What to produce – Edit the records from the line that contains "legend-label-after: 대책 후 (417, 390, 453, 404)" through the line that contains "zigbang-logo: zigbang (627, 10, 774, 40)": put "y-axis-label" wherever "y-tick-label" appears and leave everything else unchanged. Give back only those lines.

Data for the task –
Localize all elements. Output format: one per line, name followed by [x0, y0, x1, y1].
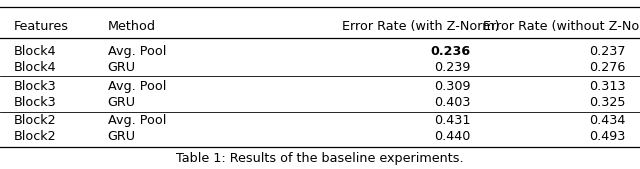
Text: Block2: Block2: [14, 130, 57, 143]
Text: 0.239: 0.239: [434, 61, 470, 74]
Text: 0.403: 0.403: [434, 96, 470, 109]
Text: Avg. Pool: Avg. Pool: [108, 80, 166, 93]
Text: 0.434: 0.434: [589, 114, 626, 127]
Text: 0.431: 0.431: [434, 114, 470, 127]
Text: Block4: Block4: [14, 45, 57, 58]
Text: 0.237: 0.237: [589, 45, 626, 58]
Text: Avg. Pool: Avg. Pool: [108, 45, 166, 58]
Text: Error Rate (without Z-Norm): Error Rate (without Z-Norm): [483, 20, 640, 33]
Text: 0.493: 0.493: [589, 130, 626, 143]
Text: GRU: GRU: [108, 96, 136, 109]
Text: Block4: Block4: [14, 61, 57, 74]
Text: Avg. Pool: Avg. Pool: [108, 114, 166, 127]
Text: Method: Method: [108, 20, 156, 33]
Text: Block3: Block3: [14, 96, 57, 109]
Text: 0.440: 0.440: [434, 130, 470, 143]
Text: 0.276: 0.276: [589, 61, 626, 74]
Text: Features: Features: [14, 20, 69, 33]
Text: 0.325: 0.325: [589, 96, 626, 109]
Text: GRU: GRU: [108, 130, 136, 143]
Text: GRU: GRU: [108, 61, 136, 74]
Text: 0.236: 0.236: [430, 45, 470, 58]
Text: Error Rate (with Z-Norm): Error Rate (with Z-Norm): [342, 20, 500, 33]
Text: 0.309: 0.309: [434, 80, 470, 93]
Text: Block3: Block3: [14, 80, 57, 93]
Text: 0.313: 0.313: [589, 80, 626, 93]
Text: Table 1: Results of the baseline experiments.: Table 1: Results of the baseline experim…: [176, 152, 464, 165]
Text: Block2: Block2: [14, 114, 57, 127]
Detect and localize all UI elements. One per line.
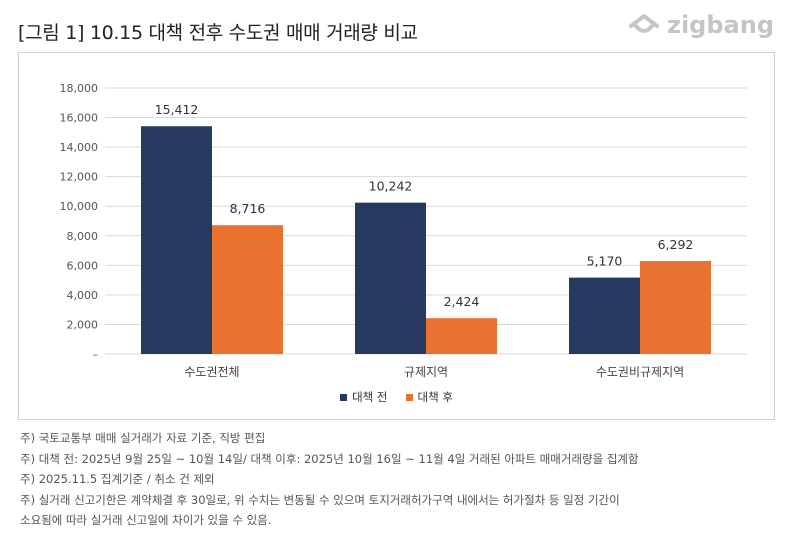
legend-label-after: 대책 후 (417, 390, 453, 404)
y-tick-label: 18,000 (60, 82, 99, 95)
y-tick-label: 6,000 (67, 259, 99, 272)
x-tick-label: 수도권비규제지역 (596, 365, 684, 379)
y-tick-label: 16,000 (60, 112, 99, 125)
data-label: 8,716 (230, 201, 266, 216)
logo-text: zigbang (666, 11, 774, 39)
bar-before (141, 126, 212, 354)
y-tick-label: 4,000 (67, 289, 99, 302)
bar-after (640, 261, 711, 354)
footnote-caveat: 주) 실거래 신고기한은 계약체결 후 30일로, 위 수치는 변동될 수 있으… (20, 492, 620, 507)
chart-legend: 대책 전 대책 후 (19, 389, 774, 405)
y-tick-label: 14,000 (60, 141, 99, 154)
footnote-basis: 주) 2025.11.5 집계기준 / 취소 건 제외 (20, 472, 215, 486)
bar-after (426, 318, 497, 354)
chart-title: [그림 1] 10.15 대책 전후 수도권 매매 거래량 비교 (18, 22, 418, 44)
y-tick-label: 2,000 (67, 318, 99, 331)
data-label: 15,412 (155, 102, 199, 117)
footnotes: 주) 국토교통부 매매 실거래가 자료 기준, 직방 편집 주) 대책 전: 2… (20, 428, 780, 531)
y-tick-label: 8,000 (67, 230, 99, 243)
bar-after (212, 225, 283, 354)
y-tick-label: 12,000 (60, 171, 99, 184)
data-label: 10,242 (369, 179, 413, 194)
x-tick-label: 규제지역 (404, 365, 448, 379)
y-tick-label: – (93, 348, 99, 361)
footnote-period: 주) 대책 전: 2025년 9월 25일 ~ 10월 14일/ 대책 이후: … (20, 451, 639, 466)
data-label: 5,170 (587, 254, 623, 269)
legend-swatch-after (405, 393, 413, 401)
zigbang-logo-icon (628, 14, 659, 33)
legend-item-after: 대책 후 (405, 389, 453, 405)
footnote-caveat-cont: 소요됨에 따라 실거래 신고일에 차이가 있을 수 있음. (20, 513, 272, 527)
footnote-source: 주) 국토교통부 매매 실거래가 자료 기준, 직방 편집 (20, 431, 266, 445)
data-label: 6,292 (658, 237, 694, 252)
y-tick-label: 10,000 (60, 200, 99, 213)
bar-before (355, 202, 426, 354)
data-label: 2,424 (444, 294, 480, 309)
legend-swatch-before (340, 393, 348, 401)
chart-panel: – 2,000 4,000 6,000 8,000 10,000 12,000 14,000 1… (18, 52, 775, 420)
legend-item-before: 대책 전 (340, 389, 388, 405)
x-tick-label: 수도권전체 (184, 365, 239, 379)
bar-chart: – 2,000 4,000 6,000 8,000 10,000 12,000 14,000 1… (60, 82, 747, 379)
legend-label-before: 대책 전 (352, 390, 388, 404)
bar-before (569, 277, 640, 354)
zigbang-logo: zigbang (627, 10, 774, 40)
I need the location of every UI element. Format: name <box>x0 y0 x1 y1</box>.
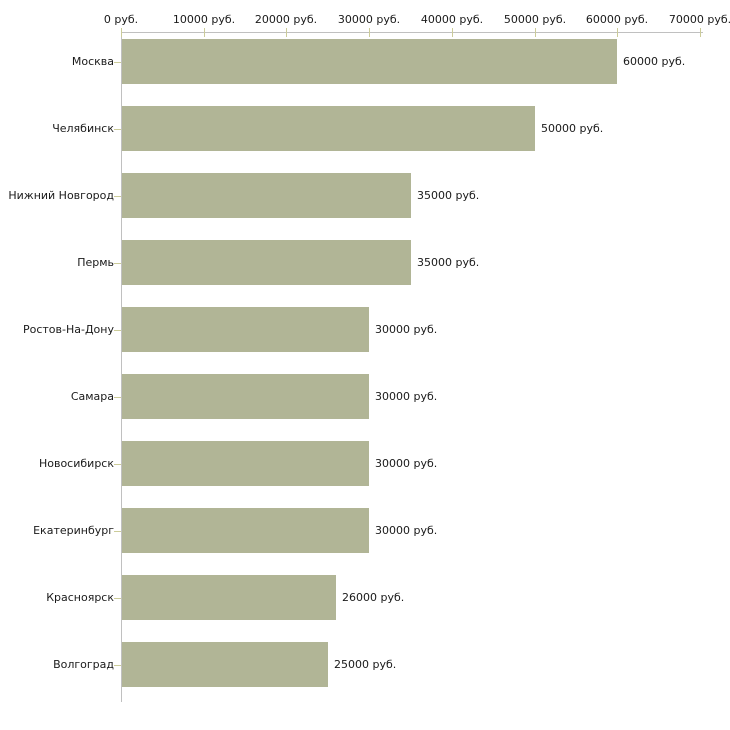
category-label: Волгоград <box>53 658 114 671</box>
bar <box>122 106 535 151</box>
bar-value-label: 26000 руб. <box>342 591 405 604</box>
x-tick-label: 60000 руб. <box>585 13 649 26</box>
category-label: Новосибирск <box>38 457 114 470</box>
bar-value-label: 25000 руб. <box>334 658 397 671</box>
y-tick-mark <box>114 263 121 264</box>
category-label: Челябинск <box>52 122 114 135</box>
y-tick-mark <box>114 330 121 331</box>
y-tick-mark <box>114 665 121 666</box>
y-tick-mark <box>114 464 121 465</box>
x-tick-mark <box>121 28 122 37</box>
y-tick-mark <box>114 397 121 398</box>
bar <box>122 441 369 486</box>
category-label: Самара <box>70 390 114 403</box>
bar <box>122 307 369 352</box>
bar-value-label: 60000 руб. <box>623 55 686 68</box>
x-tick-label: 0 руб. <box>103 13 139 26</box>
category-label: Екатеринбург <box>33 524 114 537</box>
x-tick-mark <box>452 28 453 37</box>
bar <box>122 508 369 553</box>
bar <box>122 374 369 419</box>
x-tick-label: 10000 руб. <box>172 13 236 26</box>
bar-value-label: 30000 руб. <box>375 524 438 537</box>
x-tick-mark <box>369 28 370 37</box>
bar-value-label: 35000 руб. <box>417 189 480 202</box>
x-axis-line <box>121 32 703 33</box>
x-tick-mark <box>700 28 701 37</box>
bar <box>122 240 411 285</box>
bar <box>122 642 328 687</box>
category-label: Красноярск <box>46 591 114 604</box>
category-label: Ростов-На-Дону <box>22 323 114 336</box>
y-tick-mark <box>114 196 121 197</box>
x-tick-label: 70000 руб. <box>668 13 730 26</box>
bar <box>122 173 411 218</box>
category-label: Москва <box>71 55 114 68</box>
bar <box>122 575 336 620</box>
x-tick-label: 30000 руб. <box>337 13 401 26</box>
bar-value-label: 50000 руб. <box>541 122 604 135</box>
x-tick-mark <box>204 28 205 37</box>
category-label: Нижний Новгород <box>8 189 114 202</box>
x-tick-label: 20000 руб. <box>254 13 318 26</box>
y-tick-mark <box>114 598 121 599</box>
bar-value-label: 30000 руб. <box>375 390 438 403</box>
x-tick-mark <box>617 28 618 37</box>
bar-value-label: 35000 руб. <box>417 256 480 269</box>
y-axis-line <box>121 32 122 702</box>
category-label: Пермь <box>77 256 114 269</box>
y-tick-mark <box>114 129 121 130</box>
y-tick-mark <box>114 531 121 532</box>
x-tick-label: 50000 руб. <box>503 13 567 26</box>
x-tick-mark <box>286 28 287 37</box>
x-tick-mark <box>535 28 536 37</box>
bar-value-label: 30000 руб. <box>375 457 438 470</box>
y-tick-mark <box>114 62 121 63</box>
x-tick-label: 40000 руб. <box>420 13 484 26</box>
bar <box>122 39 617 84</box>
bar-value-label: 30000 руб. <box>375 323 438 336</box>
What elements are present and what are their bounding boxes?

The reply –
legend-label-after: 대책 후 (417, 390, 453, 404)
y-axis-label: 18,000 (60, 82, 99, 95)
y-axis-label: 6,000 (67, 259, 99, 272)
x-tick-label: 수도권비규제지역 (596, 365, 684, 379)
y-axis-label: 16,000 (60, 112, 99, 125)
data-label: 8,716 (230, 201, 266, 216)
logo-text: zigbang (666, 11, 774, 39)
bar-before (141, 126, 212, 354)
y-axis-label: 4,000 (67, 289, 99, 302)
bar-after (640, 261, 711, 354)
footnote-caveat: 주) 실거래 신고기한은 계약체결 후 30일로, 위 수치는 변동될 수 있으… (20, 492, 620, 507)
chart-legend: 대책 전 대책 후 (19, 389, 774, 405)
y-axis-label: 14,000 (60, 141, 99, 154)
footnote-basis: 주) 2025.11.5 집계기준 / 취소 건 제외 (20, 472, 215, 486)
bar-after (426, 318, 497, 354)
chart-title: [그림 1] 10.15 대책 전후 수도권 매매 거래량 비교 (18, 22, 418, 44)
y-axis-label: 2,000 (67, 318, 99, 331)
data-label: 15,412 (155, 102, 199, 117)
footnotes: 주) 국토교통부 매매 실거래가 자료 기준, 직방 편집 주) 대책 전: 2… (20, 428, 780, 531)
y-axis-label: 8,000 (67, 230, 99, 243)
bar-after (212, 225, 283, 354)
y-axis-label: 12,000 (60, 171, 99, 184)
data-label: 10,242 (369, 179, 413, 194)
x-tick-label: 규제지역 (404, 365, 448, 379)
y-axis-label: – (93, 348, 99, 361)
footnote-period: 주) 대책 전: 2025년 9월 25일 ~ 10월 14일/ 대책 이후: … (20, 451, 639, 466)
data-label: 5,170 (587, 254, 623, 269)
legend-swatch-after (405, 393, 413, 401)
zigbang-logo-icon (628, 14, 659, 33)
legend-item-after: 대책 후 (405, 389, 453, 405)
footnote-caveat-cont: 소요됨에 따라 실거래 신고일에 차이가 있을 수 있음. (20, 513, 272, 527)
footnote-source: 주) 국토교통부 매매 실거래가 자료 기준, 직방 편집 (20, 431, 266, 445)
data-label: 6,292 (658, 237, 694, 252)
y-axis-label: 10,000 (60, 200, 99, 213)
bar-before (355, 202, 426, 354)
data-label: 2,424 (444, 294, 480, 309)
legend-swatch-before (340, 393, 348, 401)
chart-panel: – 2,000 4,000 6,000 8,000 10,000 12,000 14,000 1… (18, 52, 775, 420)
legend-item-before: 대책 전 (340, 389, 388, 405)
x-tick-label: 수도권전체 (184, 365, 239, 379)
bar-chart: – 2,000 4,000 6,000 8,000 10,000 12,000 14,000 1… (60, 82, 747, 379)
legend-label-before: 대책 전 (352, 390, 388, 404)
bar-before (569, 277, 640, 354)
zigbang-logo: zigbang (627, 10, 774, 40)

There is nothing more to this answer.